### COMPITI DA SVOLGERE
a: Elenchi tutti i nomi propri presenti nel brano proposto. Riporti per intero quelli composti da più parole.
b: Prosegua l'articolo su «La roccia dalle radici di stelle» a partire dalla sua ultima frase.

### BRANO PROPOSTO
Da leggere: “La roccia dalle radici di stelle” di Lorenza Ghinelli e Silvia Bottani
Tra i padiglioni affollati dell’ultimo Salone del Libro di Torino, lo stand di Aboca Edizioni si è distinto ancora una volta come una vera e propria oasi: Il bosco degli scrittori. Un angolo verde e suggestivo dove i visitatori, dai più grandi ai bambini, si fermano incantati, e dove le presentazioni dei volumi prendono vita in un piccolo anfiteatro fatto di panche in legno grezzo. È proprio in questo contesto, dove la parola scritta dialoga direttamente con l’elemento naturale, che abbiamo incontrato una delle novità della casa editrice: La roccia dalle radici di stelle, firmato a quattro mani da Lorenza Ghinelli e Silvia Bottani.

### RECORD FORNITI
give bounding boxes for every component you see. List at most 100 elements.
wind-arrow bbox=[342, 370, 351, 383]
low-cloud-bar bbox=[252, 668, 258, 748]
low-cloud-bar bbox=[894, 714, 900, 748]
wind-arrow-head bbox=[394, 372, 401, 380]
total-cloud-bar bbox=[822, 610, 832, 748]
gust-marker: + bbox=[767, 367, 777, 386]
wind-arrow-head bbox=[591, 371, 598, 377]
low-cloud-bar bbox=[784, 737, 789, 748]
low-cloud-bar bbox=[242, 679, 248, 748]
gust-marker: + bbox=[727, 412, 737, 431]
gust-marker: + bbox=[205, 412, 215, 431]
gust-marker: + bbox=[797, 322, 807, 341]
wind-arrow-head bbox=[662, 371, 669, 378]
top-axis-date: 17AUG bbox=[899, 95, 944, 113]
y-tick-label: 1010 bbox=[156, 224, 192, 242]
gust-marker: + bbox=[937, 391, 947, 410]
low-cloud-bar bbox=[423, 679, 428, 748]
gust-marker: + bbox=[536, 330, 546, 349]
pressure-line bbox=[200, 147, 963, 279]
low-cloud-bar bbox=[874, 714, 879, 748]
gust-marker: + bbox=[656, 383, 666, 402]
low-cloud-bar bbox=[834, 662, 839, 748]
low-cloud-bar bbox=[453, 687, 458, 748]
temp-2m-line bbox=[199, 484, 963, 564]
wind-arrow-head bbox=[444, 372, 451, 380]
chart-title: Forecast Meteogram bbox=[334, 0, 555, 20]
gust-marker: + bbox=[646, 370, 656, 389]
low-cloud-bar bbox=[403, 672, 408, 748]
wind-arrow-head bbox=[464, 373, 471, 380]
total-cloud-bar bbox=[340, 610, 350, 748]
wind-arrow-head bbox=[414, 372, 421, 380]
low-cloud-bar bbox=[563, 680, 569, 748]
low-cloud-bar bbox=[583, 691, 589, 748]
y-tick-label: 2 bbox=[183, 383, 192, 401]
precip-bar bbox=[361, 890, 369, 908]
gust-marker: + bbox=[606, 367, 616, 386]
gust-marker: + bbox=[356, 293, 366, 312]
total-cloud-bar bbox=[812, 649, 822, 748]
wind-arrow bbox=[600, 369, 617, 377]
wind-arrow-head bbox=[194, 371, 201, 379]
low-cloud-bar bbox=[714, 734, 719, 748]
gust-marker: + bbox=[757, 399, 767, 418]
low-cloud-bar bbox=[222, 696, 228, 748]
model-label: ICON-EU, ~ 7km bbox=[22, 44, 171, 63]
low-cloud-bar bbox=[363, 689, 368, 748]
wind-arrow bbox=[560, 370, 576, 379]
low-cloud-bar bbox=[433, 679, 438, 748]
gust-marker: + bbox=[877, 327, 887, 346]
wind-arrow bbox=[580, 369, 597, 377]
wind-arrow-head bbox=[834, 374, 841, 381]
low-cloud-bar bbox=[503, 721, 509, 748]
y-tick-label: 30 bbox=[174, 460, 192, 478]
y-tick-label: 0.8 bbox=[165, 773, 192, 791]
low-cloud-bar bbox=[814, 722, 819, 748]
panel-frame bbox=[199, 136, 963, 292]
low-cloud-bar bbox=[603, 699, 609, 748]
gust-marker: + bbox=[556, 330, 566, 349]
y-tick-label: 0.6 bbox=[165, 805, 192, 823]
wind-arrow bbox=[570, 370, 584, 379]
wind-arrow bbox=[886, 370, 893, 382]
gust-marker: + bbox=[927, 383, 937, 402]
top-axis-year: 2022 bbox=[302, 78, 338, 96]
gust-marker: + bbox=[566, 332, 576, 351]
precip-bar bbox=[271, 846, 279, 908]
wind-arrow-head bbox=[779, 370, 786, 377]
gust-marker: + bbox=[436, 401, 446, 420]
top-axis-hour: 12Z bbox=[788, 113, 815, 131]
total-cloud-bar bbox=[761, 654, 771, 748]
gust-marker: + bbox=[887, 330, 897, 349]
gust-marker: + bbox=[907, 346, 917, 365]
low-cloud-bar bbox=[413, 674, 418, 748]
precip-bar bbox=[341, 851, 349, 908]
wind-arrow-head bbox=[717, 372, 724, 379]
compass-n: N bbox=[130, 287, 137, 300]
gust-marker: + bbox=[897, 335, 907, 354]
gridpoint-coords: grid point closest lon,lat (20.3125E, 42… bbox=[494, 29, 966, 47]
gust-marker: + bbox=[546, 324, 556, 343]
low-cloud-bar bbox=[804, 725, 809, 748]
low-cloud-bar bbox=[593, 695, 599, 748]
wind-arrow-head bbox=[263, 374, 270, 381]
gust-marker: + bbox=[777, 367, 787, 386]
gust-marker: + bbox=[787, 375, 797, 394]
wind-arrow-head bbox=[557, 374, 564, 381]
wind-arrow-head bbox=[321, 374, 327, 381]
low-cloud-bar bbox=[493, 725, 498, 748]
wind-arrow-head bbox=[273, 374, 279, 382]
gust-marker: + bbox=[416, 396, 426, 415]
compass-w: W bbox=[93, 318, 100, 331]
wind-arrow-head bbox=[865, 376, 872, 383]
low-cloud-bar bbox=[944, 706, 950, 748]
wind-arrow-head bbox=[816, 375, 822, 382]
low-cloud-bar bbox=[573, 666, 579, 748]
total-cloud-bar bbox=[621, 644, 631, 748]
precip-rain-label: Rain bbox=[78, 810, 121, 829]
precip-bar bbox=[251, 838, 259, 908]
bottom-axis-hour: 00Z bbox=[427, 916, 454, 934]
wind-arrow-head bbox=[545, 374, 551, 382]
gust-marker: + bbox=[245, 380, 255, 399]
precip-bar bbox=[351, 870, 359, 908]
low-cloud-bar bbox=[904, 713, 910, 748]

### RISPOSTE AI COMPITI
a: Lorenza Ghinelli, Silvia Bottani, Salone del Libro di Torino, Aboca Edizioni, Il bosco degli scrittori, La roccia dalle radici di stelle

b:
L’incontro con questo volume nasce dal fascino della sua veste editoriale e dalla solidità del progetto che vi sta alla base. Aboca, da sempre attenta alle tematiche ambientali ed ecologiche, affida qui la narrazione a due voci importanti della narrativa italiana contemporanea, capaci di unire sensibilità letteraria e capacità di osservazione.
Il libro si presenta come un viaggio testuale in cui la natura non fa da semplice sfondo, ma diventa co-protagonista della storia, invitando a riflettere sui legami profondi, visibili e invisibili, che collegano la terra alle dinamiche umane. La sinergia tra la scrittura della Ghinelli e della Bottani offre una narrazione sfaccettata, pensata per stimolare la curiosità del lettore verso gli equilibri del nostro pianeta.
La roccia dalle radici di stelle è una proposta editoriale coerente, consigliata a chi cerca una letteratura capace di guardare al mondo naturale con occhi nuovi, proprio come accade a chi si siede tra le panche di legno del Bosco degli scrittori.